■ ИСХОДНЫЙ ТЕКСТ:

☆ ☆ ☆

Роль, сыгранная здесь Фрейдом (а нас сейчас не интересует «правомерность» этого истолкования Фрейда), с равным успехом может быть доверена и литературным текстам, поскольку можно показать, что литература исполняет в своих пределахдеконструкцию, развивающуюся параллельно Фрейдовой психологической деконструкции самости. В этом контексте достаточно легко понять интенсивность игры между критикой литературной и критикой психоаналитической. Та же самая стратегия заметна и в некоторых философских текстах или прочтениях, например, в работах Хайдеггера, тоже помещающего деконструкцию «я» как субстанции в герменевтическую деятельность, в свою очередь, становящуюся основанием восстановления самости как плацдарма завоевания будущности: «Полно понятая структура заботы включает феномен самостности. Его прояснением станет интерпретация смысла заботы, в качестве какой была определена бытийная целость присутствия»[199]. Сегодня нас интересует только то, установил ли Руссо, подобно Фрейду (в толковании Рикера), меру власти «я», обоснованную способностью «я» понимать провал своей собственной попытки высказывать такого рода притязания.
Последовательность, с которой Руссо драматизирует сам этот вопрос в Овидиевом тексте, предназначенном, как и «Нарцисс», для постановки на сцене, позволяет прояснить причину постоянного симбиоза проблем понимания и проблем самости, тот образец, что очевиден в приведенных нами философских цитатах, но способен к практически бесконечному воспроизводству. В противоположность предисловию к «Нарциссу», написанному в предчувствии тяжкого труда, «scene lyrique» «Пигмалион» (1762) обращена назад, к значительным литературным успехам, включающим создание, в лице Эмиля и Юлии, убедительных вымышленных персонажей. Ситуация лирической сцены, представляющей художника перед его завершенным произведением, соответствует действительным обстоятельствам жизни Руссо в то время, подобно тому, как положение «Пигмалиона» в собрании сочинений отмечает переход Руссо от теоретических и литературных работ к автобиографическим. Этот текст, как мы его понимаем, утверждает фактическую невозможность использовать такие простые различения жанров и тем самым предостерегает против чрезмерного доверия к удобным данным хронологии.
Лирическая сцена, как называет ее Руссо, начинается с противостояния художника и его творения и достигает кульминации в крайне драматический момент, когда статуя Галатеи оживает. Этому моменту предшествует и за ним следует большое число противоречивых словоизлияний, причем отношение их драматической и семантической функции к главному событию совершенно не ясно. Не удивительно, что этот короткий текст, при всех его очевидных драматических недостатках, породил небольшую, но примечательную традицию перечитывания, к которой принадлежат работы Гамана, Шиллера и Гете[200].

☆ ☆ ☆

■ ФРАГМЕНТЫ НАБОРА ДАННЫХ:

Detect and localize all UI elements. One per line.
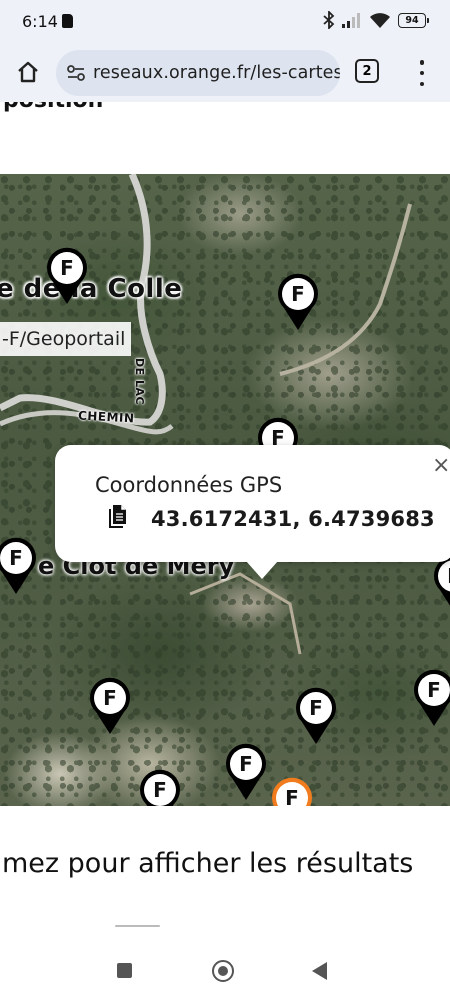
antenna-pin[interactable]: F — [136, 766, 184, 806]
svg-text:F: F — [291, 282, 305, 306]
svg-text:F: F — [9, 546, 23, 570]
system-nav-bar — [0, 940, 450, 999]
popup-title: Coordonnées GPS — [95, 473, 283, 497]
svg-text:F: F — [285, 786, 299, 806]
sim-card-icon — [62, 14, 73, 28]
antenna-pin[interactable]: F — [268, 774, 316, 806]
tab-switcher-button[interactable]: 2 — [355, 59, 379, 83]
battery-indicator: 94 — [398, 12, 429, 28]
copy-icon[interactable] — [107, 504, 129, 530]
close-icon[interactable]: × — [432, 455, 450, 477]
svg-text:F: F — [309, 696, 323, 720]
results-prompt[interactable]: mez pour afficher les résultats — [2, 848, 413, 879]
antenna-pin[interactable]: F — [292, 684, 340, 746]
browser-toolbar: reseaux.orange.fr/les-cartes 2 — [0, 44, 450, 102]
svg-text:F: F — [60, 256, 74, 280]
svg-text:F: F — [239, 752, 253, 776]
antenna-pin[interactable]: F — [86, 674, 134, 736]
antenna-pin[interactable]: F — [274, 270, 322, 332]
map-attribution[interactable]: -F/Geoportail — [0, 322, 132, 356]
antenna-pin[interactable]: F — [222, 740, 270, 802]
site-settings-icon[interactable] — [65, 62, 87, 84]
map-road-label: DE LAC — [133, 358, 146, 406]
map-road-label: CHEMIN — [77, 408, 135, 426]
status-bar: 6:14 94 — [0, 0, 450, 44]
status-icons: 94 — [323, 11, 429, 29]
drag-handle[interactable] — [115, 925, 160, 927]
map-place-label: e de la Colle — [0, 274, 183, 304]
address-bar[interactable]: reseaux.orange.fr/les-cartes — [56, 50, 340, 96]
antenna-pin[interactable]: F — [0, 534, 40, 596]
signal-icon — [342, 12, 362, 28]
more-vert-icon[interactable] — [412, 60, 432, 86]
popup-tail — [246, 561, 278, 579]
status-time: 6:14 — [22, 12, 58, 31]
gps-coordinates[interactable]: 43.6172431, 6.4739683 — [151, 507, 435, 531]
bluetooth-icon — [323, 11, 335, 29]
recents-button[interactable] — [117, 963, 132, 978]
home-icon[interactable] — [14, 58, 42, 86]
home-button[interactable] — [212, 960, 234, 982]
wifi-icon — [369, 12, 391, 29]
back-button[interactable] — [312, 962, 327, 980]
antenna-pin[interactable]: F — [410, 666, 450, 728]
svg-text:F: F — [427, 678, 441, 702]
svg-text:F: F — [153, 778, 167, 802]
url-text[interactable]: reseaux.orange.fr/les-cartes — [93, 63, 340, 83]
svg-text:F: F — [103, 686, 117, 710]
antenna-pin[interactable]: F — [43, 244, 91, 306]
gps-popup: Coordonnées GPS × 43.6172431, 6.4739683 — [55, 445, 450, 579]
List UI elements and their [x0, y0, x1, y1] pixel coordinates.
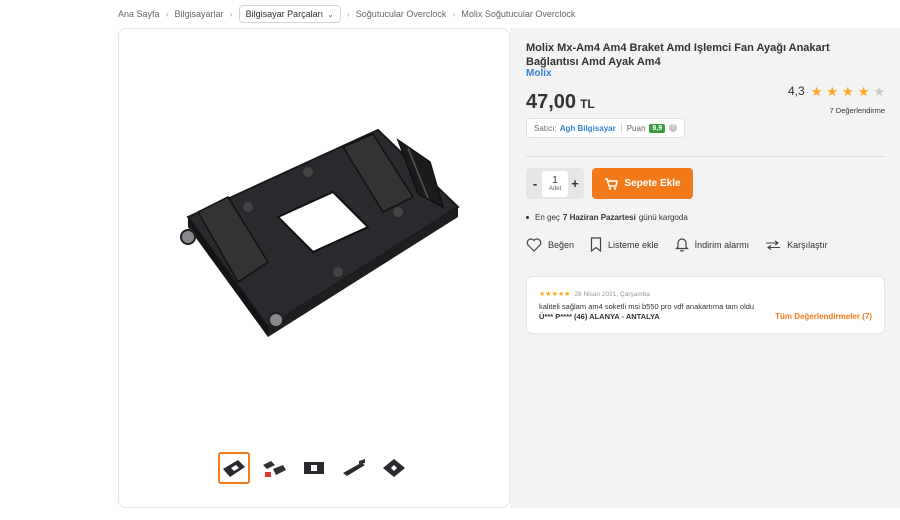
shipping-suffix: günü kargoda: [638, 213, 688, 222]
quantity-stepper: - 1 Adet +: [526, 168, 584, 199]
breadcrumb-separator-icon: ›: [229, 9, 233, 19]
star-icon: ★: [826, 83, 839, 99]
product-price: 47,00 TL: [526, 91, 595, 114]
breadcrumb-computers[interactable]: Bilgisayarlar: [175, 9, 224, 19]
review-highlight-card: ★ ★ ★ ★ ★ 28 Nisan 2021, Çarşamba kalite…: [526, 276, 885, 334]
shipping-info: En geç 7 Haziran Pazartesi günü kargoda: [526, 213, 688, 222]
thumbnail-5[interactable]: [378, 452, 410, 484]
quantity-decrease-button[interactable]: -: [529, 176, 541, 191]
chevron-down-icon: ⌄: [327, 9, 334, 19]
star-icon: ★: [564, 291, 571, 298]
product-actions: Beğen Listeme ekle İndirim alarmı Karşıl…: [526, 237, 844, 252]
all-reviews-link[interactable]: Tüm Değerlendirmeler (7): [775, 312, 872, 321]
star-icon: ★: [857, 83, 870, 99]
rating-score: 4,3: [788, 84, 805, 98]
review-date: 28 Nisan 2021, Çarşamba: [574, 291, 650, 298]
product-brand-link[interactable]: Molix: [526, 68, 552, 79]
quantity-input[interactable]: 1 Adet: [542, 170, 568, 197]
star-icon: ★: [842, 83, 854, 99]
thumbnail-2[interactable]: [258, 452, 290, 484]
breadcrumb: Ana Sayfa › Bilgisayarlar › Bilgisayar P…: [118, 5, 575, 23]
thumbnail-strip: [218, 452, 410, 484]
thumbnail-side-icon: [343, 459, 365, 476]
cart-icon: [605, 177, 619, 190]
bell-icon: [674, 238, 689, 252]
seller-points-badge: 9,9: [649, 123, 666, 133]
shipping-date: 7 Haziran Pazartesi: [562, 213, 636, 222]
star-empty-icon: ★: [873, 83, 885, 99]
seller-name-link[interactable]: Agh Bilgisayar: [560, 124, 616, 133]
heart-icon: [526, 237, 542, 252]
review-author: Ü*** P**** (46) ALANYA - ANTALYA: [539, 312, 660, 321]
breadcrumb-coolers[interactable]: Soğutucular Overclock: [356, 9, 447, 19]
product-title: Molix Mx-Am4 Am4 Braket Amd Işlemci Fan …: [526, 42, 830, 68]
seller-box: Satıcı: Agh Bilgisayar Puan 9,9 ?: [526, 118, 686, 138]
seller-divider: [620, 123, 622, 133]
product-main-image[interactable]: [168, 112, 468, 367]
thumbnail-4[interactable]: [338, 452, 370, 484]
thumbnail-1[interactable]: [218, 452, 250, 484]
quantity-increase-button[interactable]: +: [569, 176, 581, 191]
thumbnail-parts-icon: [263, 461, 286, 477]
review-count-link[interactable]: 7 Değerlendirme: [830, 106, 885, 115]
breadcrumb-parts-dropdown[interactable]: Bilgisayar Parçaları ⌄: [238, 5, 341, 23]
price-value: 47,00: [526, 91, 577, 113]
thumbnail-plate-icon: [304, 462, 324, 474]
add-to-list-button[interactable]: Listeme ekle: [590, 237, 659, 252]
add-to-list-label: Listeme ekle: [608, 239, 659, 250]
quantity-value: 1: [552, 174, 558, 186]
breadcrumb-molix-coolers[interactable]: Molix Soğutucular Overclock: [461, 9, 575, 19]
bullet-icon: [526, 216, 529, 219]
breadcrumb-separator-icon: ›: [346, 9, 350, 19]
compare-button[interactable]: Karşılaştır: [765, 240, 828, 250]
divider: [526, 156, 885, 157]
seller-label: Satıcı:: [534, 123, 557, 133]
breadcrumb-separator-icon: ›: [165, 9, 169, 19]
price-alert-button[interactable]: İndirim alarmı: [674, 237, 750, 252]
thumbnail-3[interactable]: [298, 452, 330, 484]
seller-points-label: Puan: [626, 123, 646, 133]
help-icon[interactable]: ?: [669, 124, 678, 132]
price-alert-label: İndirim alarmı: [694, 239, 750, 250]
price-currency: TL: [580, 97, 595, 111]
breadcrumb-separator-icon: ›: [452, 9, 456, 19]
thumbnail-top-icon: [383, 459, 405, 477]
add-to-cart-label: Sepete Ekle: [624, 178, 681, 189]
thumbnail-bracket-icon: [223, 460, 245, 477]
add-to-cart-button[interactable]: Sepete Ekle: [592, 168, 693, 199]
star-icon: ★: [810, 83, 823, 99]
breadcrumb-home[interactable]: Ana Sayfa: [118, 9, 160, 19]
review-text: kaliteli sağlam am4 soketli msi b550 pro…: [539, 302, 755, 311]
compare-arrows-icon: [766, 239, 781, 250]
product-rating[interactable]: 4,3 ★ ★ ★ ★ ★: [788, 84, 885, 98]
breadcrumb-parts-label: Bilgisayar Parçaları: [245, 9, 324, 19]
compare-label: Karşılaştır: [787, 239, 828, 250]
quantity-unit: Adet: [548, 185, 562, 192]
shipping-prefix: En geç: [535, 213, 560, 222]
like-label: Beğen: [548, 239, 575, 250]
like-button[interactable]: Beğen: [526, 237, 575, 252]
review-stars-date: ★ ★ ★ ★ ★ 28 Nisan 2021, Çarşamba: [539, 291, 650, 298]
bookmark-icon: [590, 237, 602, 252]
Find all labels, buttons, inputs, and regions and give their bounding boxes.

☆ ☆ ☆

Перепишите всё от слов «Лирическая сцена, как» вплоть до слов «Шиллера и Гете[200].» в исходном тексте, заменив «художника» на «скульптора».

Лирическая сцена, как называет ее Руссо, начинается с противостояния скульптора и его творения и достигает кульминации в крайне драматический момент, когда статуя Галатеи оживает. Этому моменту предшествует и за ним следует большое число противоречивых словоизлияний, причем отношение их драматической и семантической функции к главному событию совершенно не ясно. Не удивительно, что этот короткий текст, при всех его очевидных драматических недостатках, породил небольшую, но примечательную традицию перечитывания, к которой принадлежат работы Гамана, Шиллера и Гете[200].